Pull every "name" line out of the data below.

### MATERIAL SHOWN
* BEGIN *

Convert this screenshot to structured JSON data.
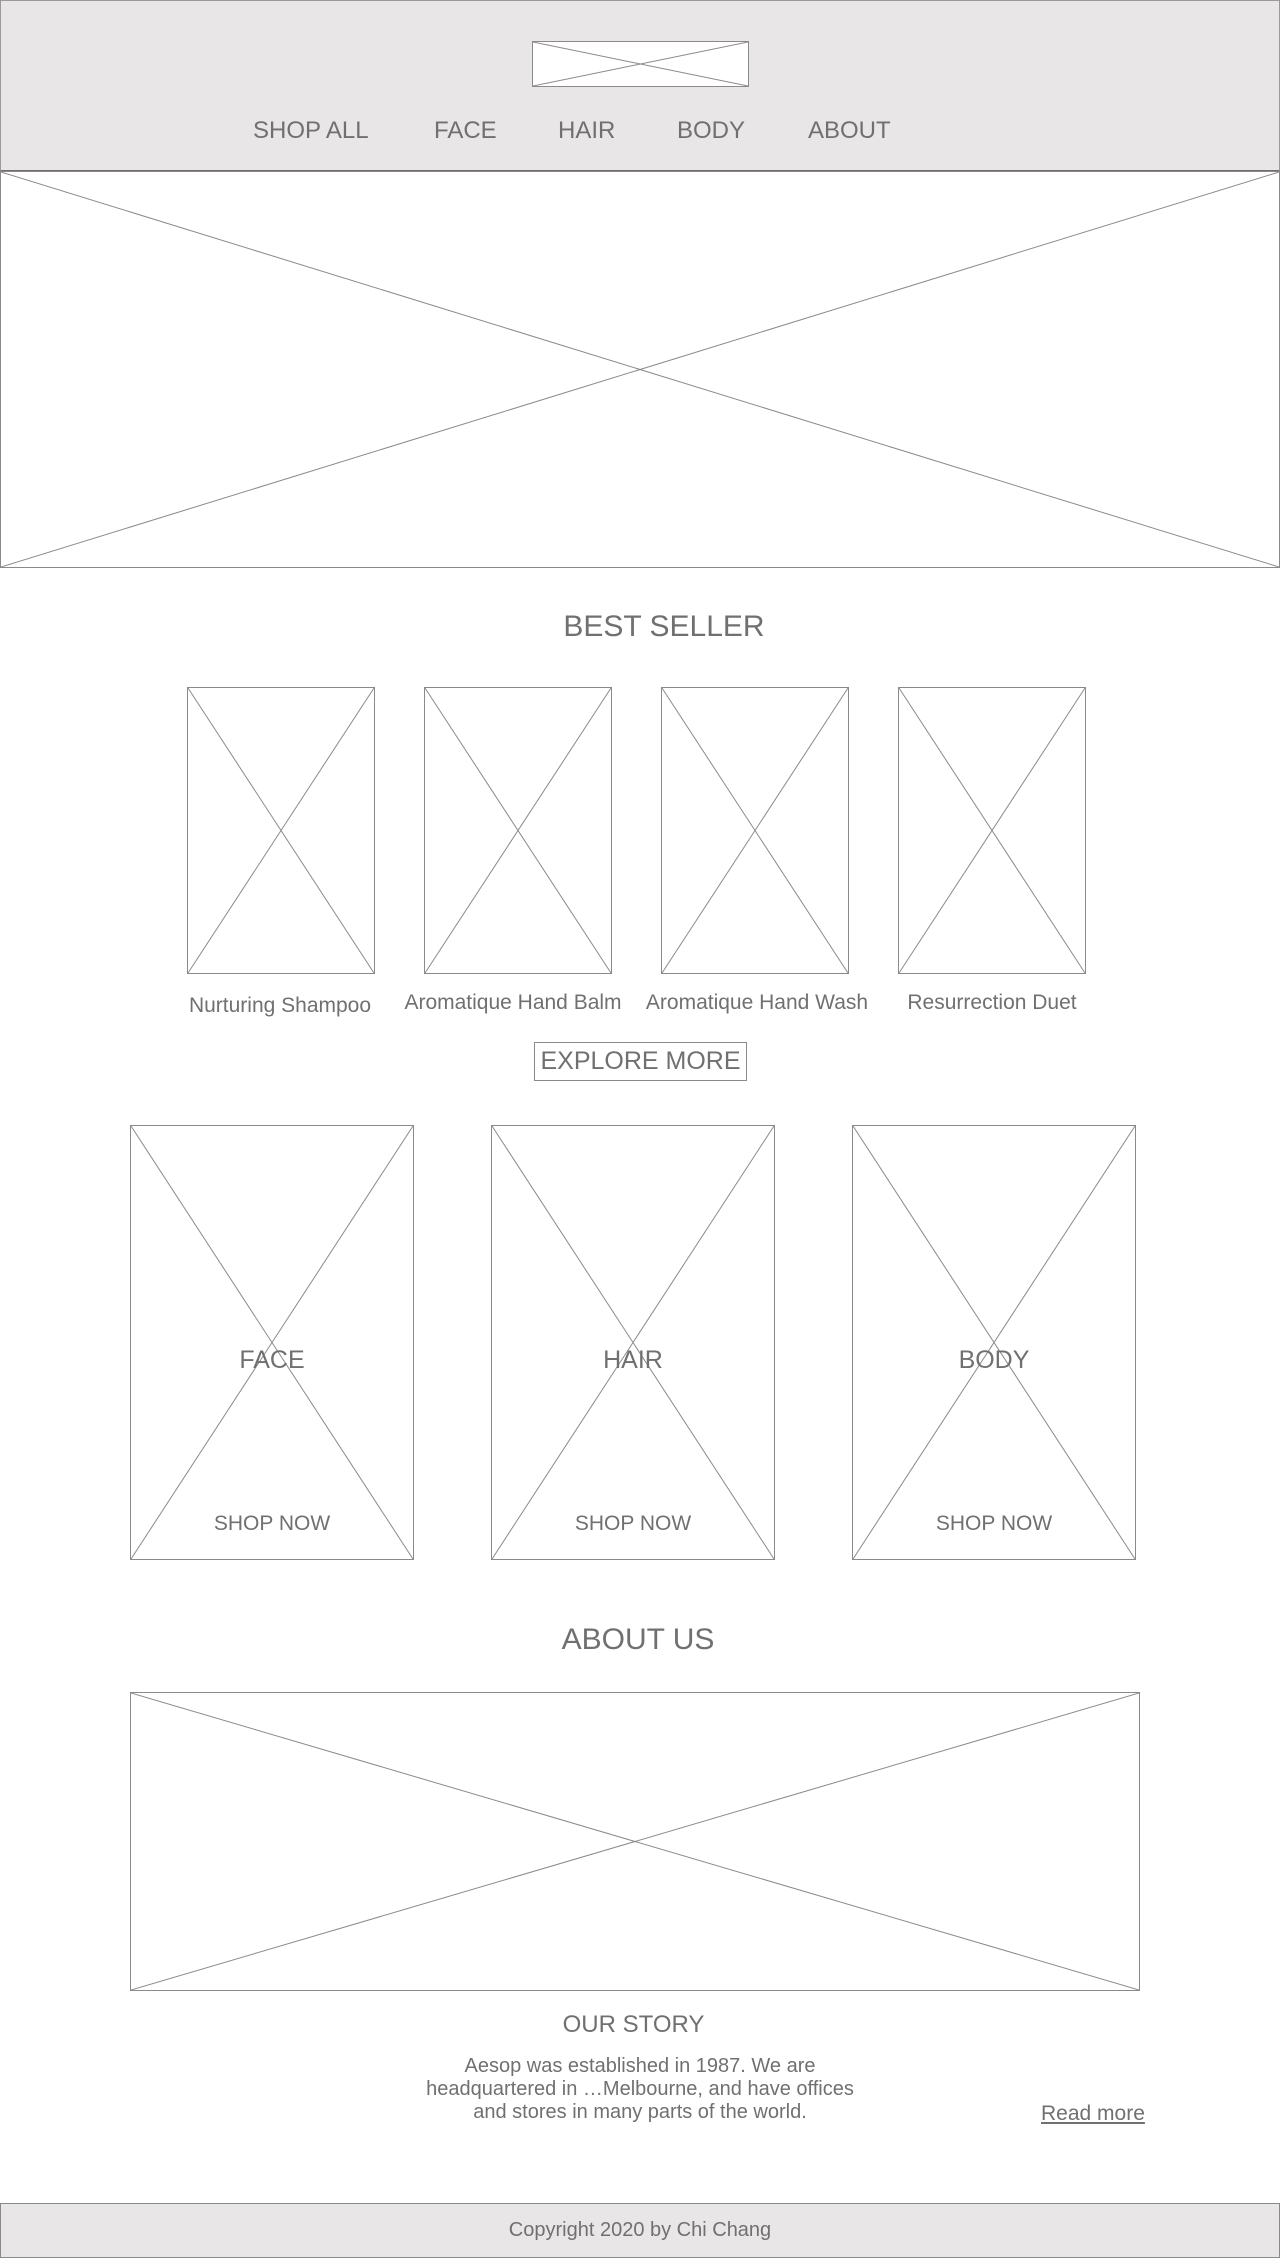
{
  "header": {
    "nav": [
      "SHOP ALL",
      "FACE",
      "HAIR",
      "BODY",
      "ABOUT"
    ]
  },
  "best_seller": {
    "title": "BEST SELLER",
    "products": [
      "Nurturing Shampoo",
      "Aromatique Hand Balm",
      "Aromatique Hand Wash",
      "Resurrection Duet"
    ],
    "explore_label": "EXPLORE MORE"
  },
  "categories": [
    {
      "label": "FACE",
      "cta": "SHOP NOW"
    },
    {
      "label": "HAIR",
      "cta": "SHOP NOW"
    },
    {
      "label": "BODY",
      "cta": "SHOP NOW"
    }
  ],
  "about": {
    "title": "ABOUT US",
    "story_title": "OUR STORY",
    "story_lines": [
      "Aesop was established in 1987. We are",
      "headquartered in …Melbourne, and have offices",
      "and stores in many parts of the world."
    ],
    "read_more": "Read more"
  },
  "footer": {
    "copyright": "Copyright  2020 by Chi Chang"
  },
  "colors": {
    "header_bg": "#e8e6e7",
    "text": "#707070",
    "placeholder_stroke": "#8a8a8a"
  }
}
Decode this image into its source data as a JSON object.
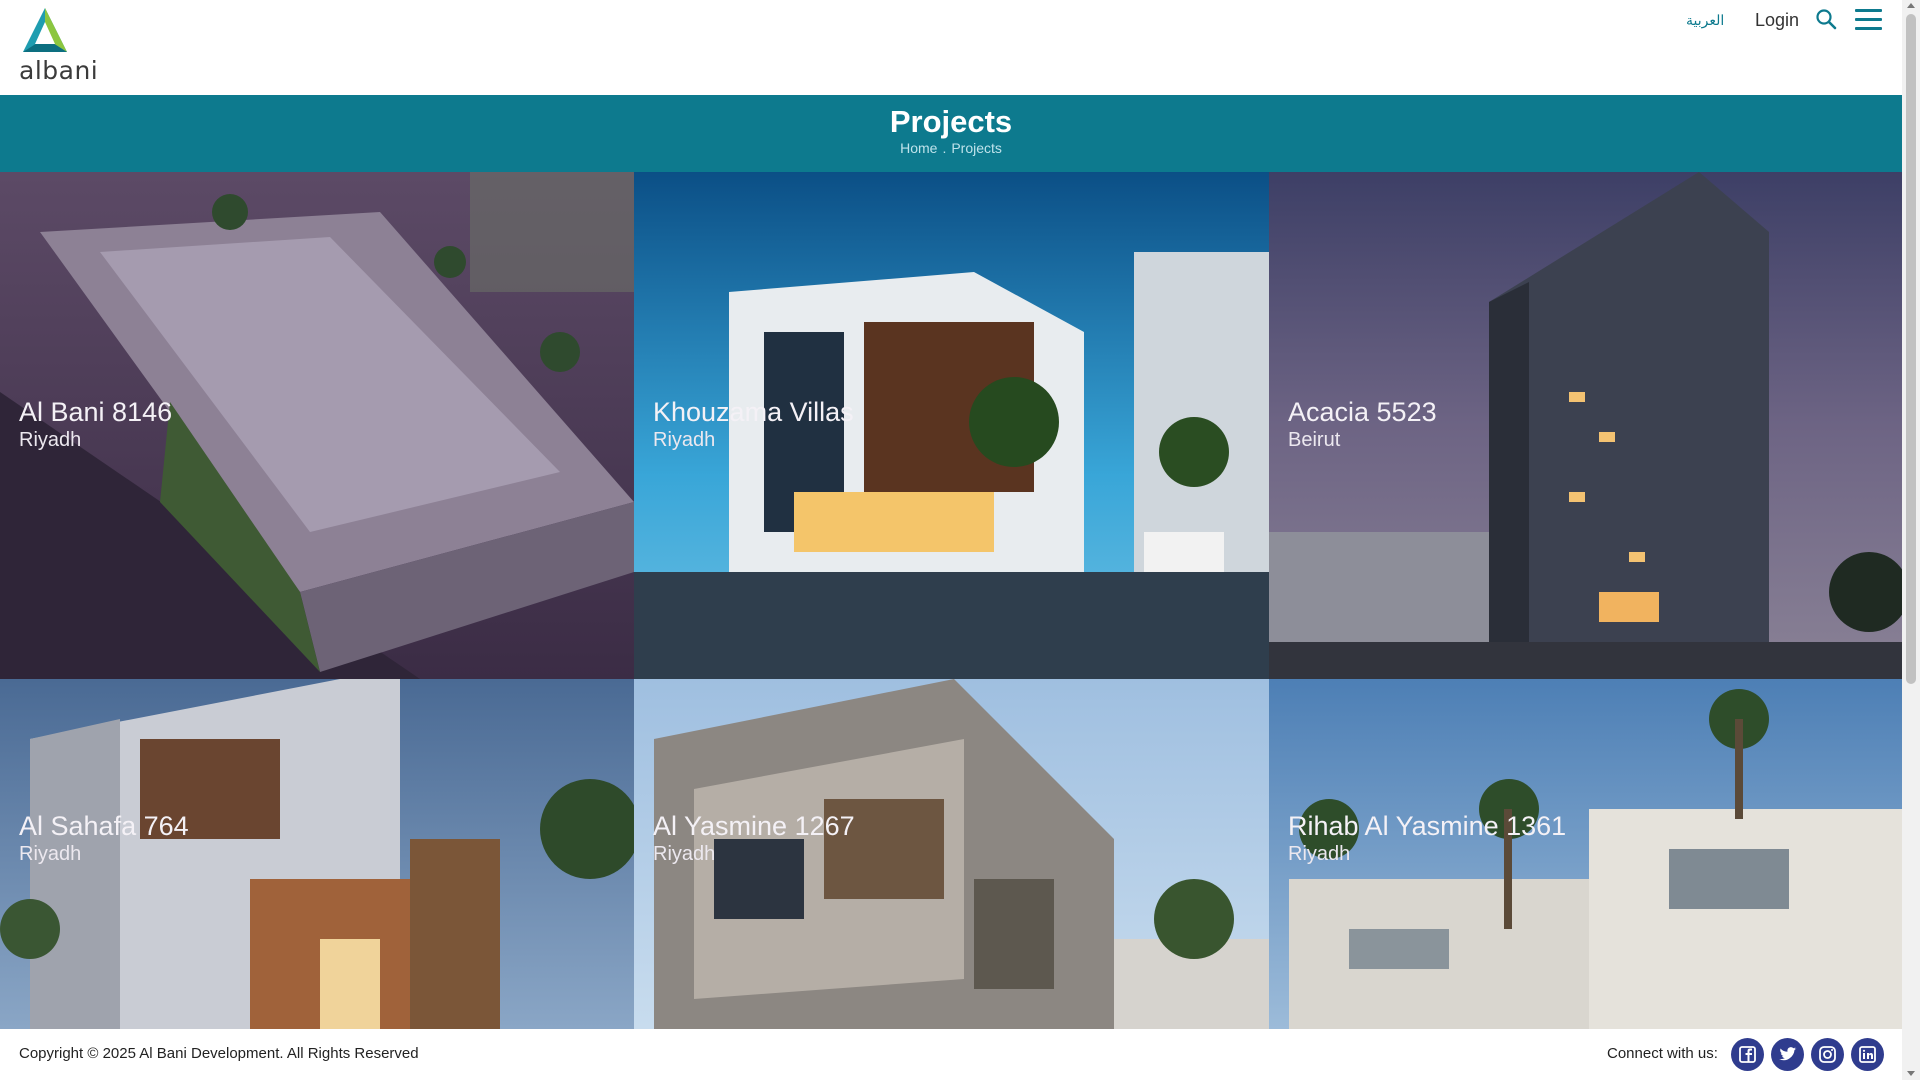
{
  "header": {
    "logo_text": "albani",
    "lang_label": "العربية",
    "login_label": "Login",
    "search_icon": "search-icon",
    "menu_icon": "hamburger-menu-icon"
  },
  "banner": {
    "title": "Projects",
    "breadcrumb": [
      "Home",
      "Projects"
    ],
    "breadcrumb_sep": "."
  },
  "projects": [
    {
      "name": "Al Bani 8146",
      "city": "Riyadh"
    },
    {
      "name": "Khouzama Villas",
      "city": "Riyadh"
    },
    {
      "name": "Acacia 5523",
      "city": "Beirut"
    },
    {
      "name": "Al Sahafa 764",
      "city": "Riyadh"
    },
    {
      "name": "Al Yasmine 1267",
      "city": "Riyadh"
    },
    {
      "name": "Rihab Al Yasmine 1361",
      "city": "Riyadh"
    }
  ],
  "footer": {
    "copyright": "Copyright © 2025 Al Bani Development. All Rights Reserved",
    "connect_label": "Connect with us:",
    "social": [
      "facebook-icon",
      "twitter-icon",
      "instagram-icon",
      "linkedin-icon"
    ]
  },
  "colors": {
    "brand_teal": "#0d7a8e",
    "social_blue": "#2f3c8e"
  }
}
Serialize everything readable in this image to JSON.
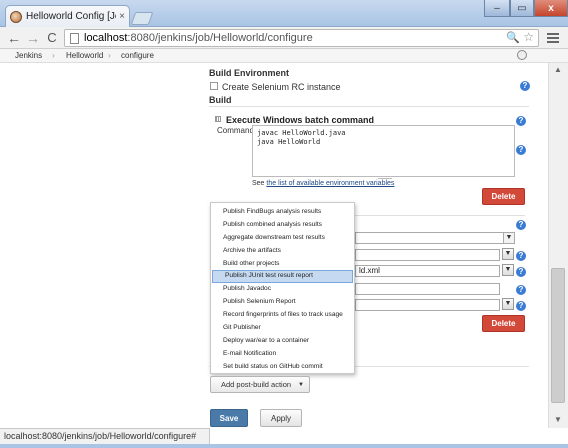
{
  "browser": {
    "tab_title": "Helloworld Config [Je",
    "tab_close": "×",
    "url_host": "localhost",
    "url_path": ":8080/jenkins/job/Helloworld/configure",
    "back_glyph": "←",
    "forward_glyph": "→",
    "reload_glyph": "C",
    "search_glyph": "🔍",
    "star_glyph": "☆",
    "win_min": "–",
    "win_max": "▭",
    "win_close": "x",
    "status_text": "localhost:8080/jenkins/job/Helloworld/configure#"
  },
  "breadcrumb": {
    "items": [
      "Jenkins",
      "Helloworld",
      "configure"
    ],
    "separator": "›"
  },
  "build_environment": {
    "title": "Build Environment",
    "selenium_label": "Create Selenium RC instance"
  },
  "build": {
    "title": "Build",
    "step_title": "Execute Windows batch command",
    "command_label": "Command",
    "command_value": "javac HelloWorld.java\njava HelloWorld",
    "see_prefix": "See ",
    "see_link": "the list of available environment variables",
    "delete_label": "Delete"
  },
  "background_fields": {
    "xml_value": "ld.xml",
    "arrow": "▼"
  },
  "help_glyph": "?",
  "post_build_menu": {
    "items": [
      "Publish FindBugs analysis results",
      "Publish combined analysis results",
      "Aggregate downstream test results",
      "Archive the artifacts",
      "Build other projects",
      "Publish JUnit test result report",
      "Publish Javadoc",
      "Publish Selenium Report",
      "Record fingerprints of files to track usage",
      "Git Publisher",
      "Deploy war/ear to a container",
      "E-mail Notification",
      "Set build status on GitHub commit"
    ],
    "selected": "Publish JUnit test result report"
  },
  "buttons": {
    "add_post_build": "Add post-build action",
    "caret": "▼",
    "save": "Save",
    "apply": "Apply"
  },
  "scrollbar": {
    "up": "▲",
    "down": "▼"
  }
}
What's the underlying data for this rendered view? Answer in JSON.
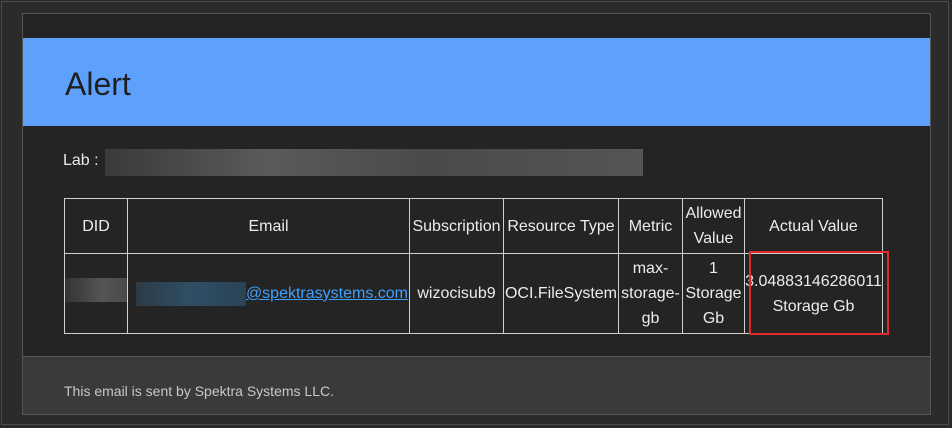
{
  "alert": {
    "title": "Alert",
    "lab_label": "Lab :",
    "table": {
      "headers": [
        "DID",
        "Email",
        "Subscription",
        "Resource Type",
        "Metric",
        "Allowed Value",
        "Actual Value"
      ],
      "row": {
        "email_domain": "@spektrasystems.com",
        "subscription": "wizocisub9",
        "resource_type": "OCI.FileSystem",
        "metric": "max-storage-gb",
        "allowed_value": "1 Storage Gb",
        "actual_value": "3.04883146286011 Storage Gb"
      }
    },
    "footer": "This email is sent by Spektra Systems LLC."
  },
  "colors": {
    "banner": "#5ea1fc",
    "highlight": "#e02b2b",
    "link": "#3ea0ff"
  }
}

* END *

### REPLY
      "name": "Al Bani 8146",
      "name": "Khouzama Villas",
      "name": "Acacia 5523",
      "name": "Al Sahafa 764",
      "name": "Al Yasmine 1267",
      "name": "Rihab Al Yasmine 1361",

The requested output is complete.